■ **Listed records**:
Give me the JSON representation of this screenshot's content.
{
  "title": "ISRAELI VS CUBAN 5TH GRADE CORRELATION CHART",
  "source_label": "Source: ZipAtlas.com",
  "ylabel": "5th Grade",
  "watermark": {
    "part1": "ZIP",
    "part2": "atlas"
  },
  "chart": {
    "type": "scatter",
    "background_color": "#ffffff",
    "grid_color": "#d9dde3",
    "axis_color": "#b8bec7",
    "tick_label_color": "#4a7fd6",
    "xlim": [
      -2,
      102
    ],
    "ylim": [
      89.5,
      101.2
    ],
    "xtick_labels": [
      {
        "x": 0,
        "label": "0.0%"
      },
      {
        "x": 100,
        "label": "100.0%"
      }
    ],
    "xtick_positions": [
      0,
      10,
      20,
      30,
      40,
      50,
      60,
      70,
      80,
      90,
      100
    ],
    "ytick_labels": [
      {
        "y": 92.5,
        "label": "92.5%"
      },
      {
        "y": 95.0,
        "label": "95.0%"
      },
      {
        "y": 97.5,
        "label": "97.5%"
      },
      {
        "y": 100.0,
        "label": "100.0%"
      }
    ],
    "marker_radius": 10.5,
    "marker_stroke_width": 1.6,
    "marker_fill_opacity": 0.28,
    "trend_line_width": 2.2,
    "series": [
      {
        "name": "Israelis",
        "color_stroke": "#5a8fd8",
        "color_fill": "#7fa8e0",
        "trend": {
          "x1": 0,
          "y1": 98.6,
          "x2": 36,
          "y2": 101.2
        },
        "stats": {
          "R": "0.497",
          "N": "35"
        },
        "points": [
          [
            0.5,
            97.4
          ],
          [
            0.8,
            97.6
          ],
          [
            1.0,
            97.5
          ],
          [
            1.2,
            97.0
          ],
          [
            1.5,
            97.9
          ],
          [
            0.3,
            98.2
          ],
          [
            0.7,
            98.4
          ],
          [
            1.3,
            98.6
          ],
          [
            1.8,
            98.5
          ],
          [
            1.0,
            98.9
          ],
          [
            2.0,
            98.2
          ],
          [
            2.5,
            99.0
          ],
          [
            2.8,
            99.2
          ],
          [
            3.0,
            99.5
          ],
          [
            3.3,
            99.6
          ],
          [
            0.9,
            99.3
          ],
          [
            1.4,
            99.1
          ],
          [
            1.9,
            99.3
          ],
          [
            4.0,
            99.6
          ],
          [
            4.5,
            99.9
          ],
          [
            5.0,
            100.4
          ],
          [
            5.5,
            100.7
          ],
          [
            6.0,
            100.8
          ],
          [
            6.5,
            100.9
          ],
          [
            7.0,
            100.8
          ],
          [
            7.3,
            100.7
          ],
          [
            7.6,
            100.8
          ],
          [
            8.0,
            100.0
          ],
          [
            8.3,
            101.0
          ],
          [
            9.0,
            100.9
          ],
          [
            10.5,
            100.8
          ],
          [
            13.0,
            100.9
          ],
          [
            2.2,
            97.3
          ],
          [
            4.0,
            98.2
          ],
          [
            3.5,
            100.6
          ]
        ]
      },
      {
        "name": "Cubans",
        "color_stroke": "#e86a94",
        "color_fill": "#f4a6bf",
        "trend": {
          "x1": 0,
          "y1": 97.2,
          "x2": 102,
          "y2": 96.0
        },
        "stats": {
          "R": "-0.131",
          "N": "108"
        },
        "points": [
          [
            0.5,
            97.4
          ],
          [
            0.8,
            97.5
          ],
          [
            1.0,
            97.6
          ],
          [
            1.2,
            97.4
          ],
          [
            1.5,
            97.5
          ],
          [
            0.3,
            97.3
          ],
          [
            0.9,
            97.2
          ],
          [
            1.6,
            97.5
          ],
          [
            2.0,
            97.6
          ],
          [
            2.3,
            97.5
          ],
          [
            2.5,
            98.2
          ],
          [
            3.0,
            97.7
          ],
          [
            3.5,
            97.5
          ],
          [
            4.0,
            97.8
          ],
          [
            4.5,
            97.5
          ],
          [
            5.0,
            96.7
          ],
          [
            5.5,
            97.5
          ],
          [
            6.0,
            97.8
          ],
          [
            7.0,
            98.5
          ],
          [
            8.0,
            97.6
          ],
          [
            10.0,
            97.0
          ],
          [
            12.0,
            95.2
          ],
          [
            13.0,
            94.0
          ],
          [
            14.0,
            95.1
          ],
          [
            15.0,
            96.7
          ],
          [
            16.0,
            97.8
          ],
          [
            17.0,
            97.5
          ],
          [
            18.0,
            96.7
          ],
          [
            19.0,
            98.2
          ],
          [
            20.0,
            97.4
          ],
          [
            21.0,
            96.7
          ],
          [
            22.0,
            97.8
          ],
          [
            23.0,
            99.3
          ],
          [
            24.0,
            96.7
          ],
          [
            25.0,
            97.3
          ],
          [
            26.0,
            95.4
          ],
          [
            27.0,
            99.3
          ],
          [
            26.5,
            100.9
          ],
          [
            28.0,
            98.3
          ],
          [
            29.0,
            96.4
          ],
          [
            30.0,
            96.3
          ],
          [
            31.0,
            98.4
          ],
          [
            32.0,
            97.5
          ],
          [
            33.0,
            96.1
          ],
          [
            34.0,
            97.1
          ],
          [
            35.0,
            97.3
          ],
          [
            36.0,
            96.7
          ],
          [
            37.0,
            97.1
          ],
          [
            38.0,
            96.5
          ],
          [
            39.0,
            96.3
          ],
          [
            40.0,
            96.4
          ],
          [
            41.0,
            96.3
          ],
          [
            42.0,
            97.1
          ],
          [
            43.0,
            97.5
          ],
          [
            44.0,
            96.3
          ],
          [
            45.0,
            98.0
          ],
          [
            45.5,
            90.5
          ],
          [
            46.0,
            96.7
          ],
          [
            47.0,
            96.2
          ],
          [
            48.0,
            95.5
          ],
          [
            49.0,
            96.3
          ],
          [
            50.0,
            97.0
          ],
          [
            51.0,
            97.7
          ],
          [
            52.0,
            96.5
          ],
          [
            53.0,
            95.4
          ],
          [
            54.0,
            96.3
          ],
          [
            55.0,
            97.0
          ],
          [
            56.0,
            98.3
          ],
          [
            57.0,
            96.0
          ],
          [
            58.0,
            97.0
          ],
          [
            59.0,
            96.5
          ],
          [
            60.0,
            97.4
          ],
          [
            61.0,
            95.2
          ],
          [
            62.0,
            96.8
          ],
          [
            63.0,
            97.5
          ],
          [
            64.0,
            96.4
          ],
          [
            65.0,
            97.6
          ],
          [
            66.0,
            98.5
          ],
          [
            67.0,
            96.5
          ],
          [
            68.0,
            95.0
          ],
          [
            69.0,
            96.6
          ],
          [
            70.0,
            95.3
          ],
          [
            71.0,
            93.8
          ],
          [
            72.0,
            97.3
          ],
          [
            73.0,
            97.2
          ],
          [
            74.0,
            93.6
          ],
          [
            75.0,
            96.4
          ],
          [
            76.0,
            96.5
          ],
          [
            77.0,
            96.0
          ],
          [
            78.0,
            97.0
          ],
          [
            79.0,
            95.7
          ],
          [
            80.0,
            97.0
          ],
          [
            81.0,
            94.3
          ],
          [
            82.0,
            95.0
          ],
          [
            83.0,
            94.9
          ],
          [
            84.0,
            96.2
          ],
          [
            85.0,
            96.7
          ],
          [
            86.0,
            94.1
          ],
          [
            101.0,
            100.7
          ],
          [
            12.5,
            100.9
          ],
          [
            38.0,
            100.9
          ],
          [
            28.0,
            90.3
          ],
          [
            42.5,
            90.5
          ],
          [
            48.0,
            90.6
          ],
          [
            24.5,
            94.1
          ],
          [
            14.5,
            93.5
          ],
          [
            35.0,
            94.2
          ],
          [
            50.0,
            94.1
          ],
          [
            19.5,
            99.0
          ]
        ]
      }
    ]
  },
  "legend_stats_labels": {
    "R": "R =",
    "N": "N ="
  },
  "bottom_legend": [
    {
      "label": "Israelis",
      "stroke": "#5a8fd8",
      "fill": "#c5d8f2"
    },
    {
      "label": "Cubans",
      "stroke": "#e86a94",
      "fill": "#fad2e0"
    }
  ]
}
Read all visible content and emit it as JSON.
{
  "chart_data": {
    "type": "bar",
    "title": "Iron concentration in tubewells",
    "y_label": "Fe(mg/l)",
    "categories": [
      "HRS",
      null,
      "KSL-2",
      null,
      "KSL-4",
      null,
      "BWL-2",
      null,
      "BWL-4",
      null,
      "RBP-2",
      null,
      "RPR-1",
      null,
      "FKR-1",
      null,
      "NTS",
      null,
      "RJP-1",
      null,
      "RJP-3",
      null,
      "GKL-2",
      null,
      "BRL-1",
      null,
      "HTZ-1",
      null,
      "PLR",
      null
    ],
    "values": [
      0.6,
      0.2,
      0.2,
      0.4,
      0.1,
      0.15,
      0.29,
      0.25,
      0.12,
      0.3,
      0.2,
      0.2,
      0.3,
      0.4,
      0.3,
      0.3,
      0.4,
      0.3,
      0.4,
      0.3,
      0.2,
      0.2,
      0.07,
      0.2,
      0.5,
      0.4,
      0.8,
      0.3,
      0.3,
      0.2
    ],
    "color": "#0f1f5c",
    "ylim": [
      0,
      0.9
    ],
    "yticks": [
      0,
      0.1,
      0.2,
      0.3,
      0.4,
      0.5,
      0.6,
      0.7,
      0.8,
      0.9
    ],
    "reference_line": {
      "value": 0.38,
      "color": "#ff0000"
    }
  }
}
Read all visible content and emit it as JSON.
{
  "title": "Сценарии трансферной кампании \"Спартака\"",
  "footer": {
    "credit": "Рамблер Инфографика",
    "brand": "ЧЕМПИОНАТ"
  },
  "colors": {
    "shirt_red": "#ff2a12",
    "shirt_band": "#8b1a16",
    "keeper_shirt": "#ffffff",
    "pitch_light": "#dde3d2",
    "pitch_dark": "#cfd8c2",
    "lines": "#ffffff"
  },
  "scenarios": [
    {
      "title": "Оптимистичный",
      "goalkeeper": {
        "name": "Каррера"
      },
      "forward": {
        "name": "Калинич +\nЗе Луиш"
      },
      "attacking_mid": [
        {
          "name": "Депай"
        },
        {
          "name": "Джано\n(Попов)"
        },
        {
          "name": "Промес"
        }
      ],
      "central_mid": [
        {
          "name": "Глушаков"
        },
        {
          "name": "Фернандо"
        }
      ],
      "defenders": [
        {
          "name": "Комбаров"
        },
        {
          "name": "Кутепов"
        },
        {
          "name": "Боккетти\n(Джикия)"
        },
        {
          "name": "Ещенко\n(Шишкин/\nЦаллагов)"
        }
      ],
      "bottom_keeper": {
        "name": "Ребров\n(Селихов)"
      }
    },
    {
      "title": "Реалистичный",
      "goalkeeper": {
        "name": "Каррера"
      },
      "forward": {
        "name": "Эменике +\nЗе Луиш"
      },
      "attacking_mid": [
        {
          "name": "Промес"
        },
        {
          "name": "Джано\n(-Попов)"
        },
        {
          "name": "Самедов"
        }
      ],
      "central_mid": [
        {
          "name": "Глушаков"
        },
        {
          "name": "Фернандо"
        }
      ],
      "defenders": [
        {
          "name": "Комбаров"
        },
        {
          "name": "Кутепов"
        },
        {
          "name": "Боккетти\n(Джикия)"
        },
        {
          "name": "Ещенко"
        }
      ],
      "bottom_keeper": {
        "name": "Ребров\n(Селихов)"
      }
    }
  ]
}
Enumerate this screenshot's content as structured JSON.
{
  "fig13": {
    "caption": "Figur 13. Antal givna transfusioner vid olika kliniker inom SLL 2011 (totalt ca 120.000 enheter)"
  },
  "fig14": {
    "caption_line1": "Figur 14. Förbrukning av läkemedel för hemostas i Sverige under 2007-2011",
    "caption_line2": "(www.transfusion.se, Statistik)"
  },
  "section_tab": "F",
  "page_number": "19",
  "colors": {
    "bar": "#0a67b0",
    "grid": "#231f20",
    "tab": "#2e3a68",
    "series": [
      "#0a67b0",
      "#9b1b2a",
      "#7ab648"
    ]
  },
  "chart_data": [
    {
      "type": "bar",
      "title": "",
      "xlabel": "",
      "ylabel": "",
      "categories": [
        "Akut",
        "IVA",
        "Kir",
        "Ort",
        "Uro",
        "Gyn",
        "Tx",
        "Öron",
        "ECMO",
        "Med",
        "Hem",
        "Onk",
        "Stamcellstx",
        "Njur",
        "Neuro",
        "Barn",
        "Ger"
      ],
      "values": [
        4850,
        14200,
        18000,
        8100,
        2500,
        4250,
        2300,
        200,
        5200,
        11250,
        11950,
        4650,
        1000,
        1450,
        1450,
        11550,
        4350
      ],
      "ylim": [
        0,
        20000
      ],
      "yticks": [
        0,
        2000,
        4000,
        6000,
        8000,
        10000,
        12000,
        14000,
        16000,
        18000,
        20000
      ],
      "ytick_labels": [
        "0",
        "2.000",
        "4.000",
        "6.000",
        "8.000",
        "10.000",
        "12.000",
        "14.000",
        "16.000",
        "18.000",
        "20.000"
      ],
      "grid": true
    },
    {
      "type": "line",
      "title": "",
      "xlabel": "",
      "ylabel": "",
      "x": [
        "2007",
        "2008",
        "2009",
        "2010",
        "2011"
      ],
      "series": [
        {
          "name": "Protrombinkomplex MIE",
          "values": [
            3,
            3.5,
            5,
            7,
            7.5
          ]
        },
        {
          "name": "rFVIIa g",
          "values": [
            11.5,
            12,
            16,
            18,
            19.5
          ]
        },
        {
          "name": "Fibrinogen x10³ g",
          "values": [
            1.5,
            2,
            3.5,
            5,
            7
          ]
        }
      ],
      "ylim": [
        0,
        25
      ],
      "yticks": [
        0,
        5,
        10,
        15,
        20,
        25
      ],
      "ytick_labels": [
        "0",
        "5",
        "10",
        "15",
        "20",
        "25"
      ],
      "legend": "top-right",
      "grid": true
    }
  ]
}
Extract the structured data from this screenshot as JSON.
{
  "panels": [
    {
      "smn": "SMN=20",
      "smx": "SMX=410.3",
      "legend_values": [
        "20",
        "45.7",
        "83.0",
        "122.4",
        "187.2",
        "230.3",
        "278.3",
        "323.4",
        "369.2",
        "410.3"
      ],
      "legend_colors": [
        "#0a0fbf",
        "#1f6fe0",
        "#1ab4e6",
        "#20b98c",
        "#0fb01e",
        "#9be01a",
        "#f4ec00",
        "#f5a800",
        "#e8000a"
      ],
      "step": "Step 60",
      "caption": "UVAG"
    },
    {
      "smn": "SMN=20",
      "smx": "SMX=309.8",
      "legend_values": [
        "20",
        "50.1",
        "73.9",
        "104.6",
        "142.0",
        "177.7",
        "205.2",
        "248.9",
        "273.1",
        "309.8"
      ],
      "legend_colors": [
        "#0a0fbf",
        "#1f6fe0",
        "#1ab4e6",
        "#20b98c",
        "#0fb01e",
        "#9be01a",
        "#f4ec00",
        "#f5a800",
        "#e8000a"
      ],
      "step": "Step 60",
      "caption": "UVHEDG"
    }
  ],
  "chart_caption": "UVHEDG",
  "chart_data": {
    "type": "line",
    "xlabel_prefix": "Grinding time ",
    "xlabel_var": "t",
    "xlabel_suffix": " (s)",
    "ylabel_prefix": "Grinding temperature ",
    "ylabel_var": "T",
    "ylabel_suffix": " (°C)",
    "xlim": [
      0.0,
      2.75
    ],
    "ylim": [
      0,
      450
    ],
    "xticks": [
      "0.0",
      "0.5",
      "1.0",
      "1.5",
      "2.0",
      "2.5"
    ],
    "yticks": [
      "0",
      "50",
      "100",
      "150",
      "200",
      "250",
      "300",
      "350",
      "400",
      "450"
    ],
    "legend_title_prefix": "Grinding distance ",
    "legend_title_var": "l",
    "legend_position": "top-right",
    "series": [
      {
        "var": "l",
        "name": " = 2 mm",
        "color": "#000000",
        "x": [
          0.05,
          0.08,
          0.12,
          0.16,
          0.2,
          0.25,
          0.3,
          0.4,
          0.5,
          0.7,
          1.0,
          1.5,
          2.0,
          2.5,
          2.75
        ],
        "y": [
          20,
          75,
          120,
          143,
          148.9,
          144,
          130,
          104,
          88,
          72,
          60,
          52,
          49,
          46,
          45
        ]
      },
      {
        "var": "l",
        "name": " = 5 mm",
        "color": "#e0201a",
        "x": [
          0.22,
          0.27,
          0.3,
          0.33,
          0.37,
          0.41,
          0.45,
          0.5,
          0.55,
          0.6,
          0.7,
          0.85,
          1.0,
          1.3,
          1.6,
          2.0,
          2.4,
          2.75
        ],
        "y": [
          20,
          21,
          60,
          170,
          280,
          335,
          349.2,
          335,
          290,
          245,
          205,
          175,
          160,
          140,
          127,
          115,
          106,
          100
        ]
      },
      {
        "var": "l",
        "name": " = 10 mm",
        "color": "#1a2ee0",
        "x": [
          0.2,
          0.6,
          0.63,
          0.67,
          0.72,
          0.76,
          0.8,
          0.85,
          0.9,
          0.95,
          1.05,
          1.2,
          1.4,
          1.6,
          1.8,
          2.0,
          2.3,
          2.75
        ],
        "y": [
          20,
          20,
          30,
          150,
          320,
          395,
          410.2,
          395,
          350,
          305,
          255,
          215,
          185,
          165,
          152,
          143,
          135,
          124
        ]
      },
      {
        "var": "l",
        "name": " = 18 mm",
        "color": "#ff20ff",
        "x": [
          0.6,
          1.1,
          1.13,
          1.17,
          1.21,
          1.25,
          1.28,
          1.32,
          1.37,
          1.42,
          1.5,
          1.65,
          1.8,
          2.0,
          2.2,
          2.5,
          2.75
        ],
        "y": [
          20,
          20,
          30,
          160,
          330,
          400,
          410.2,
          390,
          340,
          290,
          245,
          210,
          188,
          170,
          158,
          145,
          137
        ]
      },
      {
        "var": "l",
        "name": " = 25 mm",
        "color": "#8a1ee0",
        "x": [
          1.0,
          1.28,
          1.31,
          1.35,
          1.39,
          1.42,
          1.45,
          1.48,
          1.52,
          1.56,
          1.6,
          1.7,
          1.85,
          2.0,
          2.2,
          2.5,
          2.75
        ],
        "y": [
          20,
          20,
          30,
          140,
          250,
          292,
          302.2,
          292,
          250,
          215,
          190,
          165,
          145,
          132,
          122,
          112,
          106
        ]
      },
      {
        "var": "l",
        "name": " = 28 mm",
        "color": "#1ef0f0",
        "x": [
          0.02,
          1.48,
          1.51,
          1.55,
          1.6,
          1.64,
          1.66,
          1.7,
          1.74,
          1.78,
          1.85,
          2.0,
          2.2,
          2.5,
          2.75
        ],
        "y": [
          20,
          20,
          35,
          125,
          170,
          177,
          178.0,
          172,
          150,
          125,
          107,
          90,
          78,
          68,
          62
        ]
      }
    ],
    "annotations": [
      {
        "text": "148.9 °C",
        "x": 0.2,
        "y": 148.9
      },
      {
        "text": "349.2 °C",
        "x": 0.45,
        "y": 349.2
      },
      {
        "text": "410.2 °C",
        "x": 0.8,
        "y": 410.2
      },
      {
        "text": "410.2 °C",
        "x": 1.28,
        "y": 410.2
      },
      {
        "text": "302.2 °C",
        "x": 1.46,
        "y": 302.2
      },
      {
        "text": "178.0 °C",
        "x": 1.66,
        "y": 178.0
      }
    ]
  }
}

■ **Description of the task**: Choose all lines containing the string "Grinding" and copy them out.

■ **Answer to this task**:
    "xlabel_prefix": "Grinding time ",
    "ylabel_prefix": "Grinding temperature ",
    "legend_title_prefix": "Grinding distance ",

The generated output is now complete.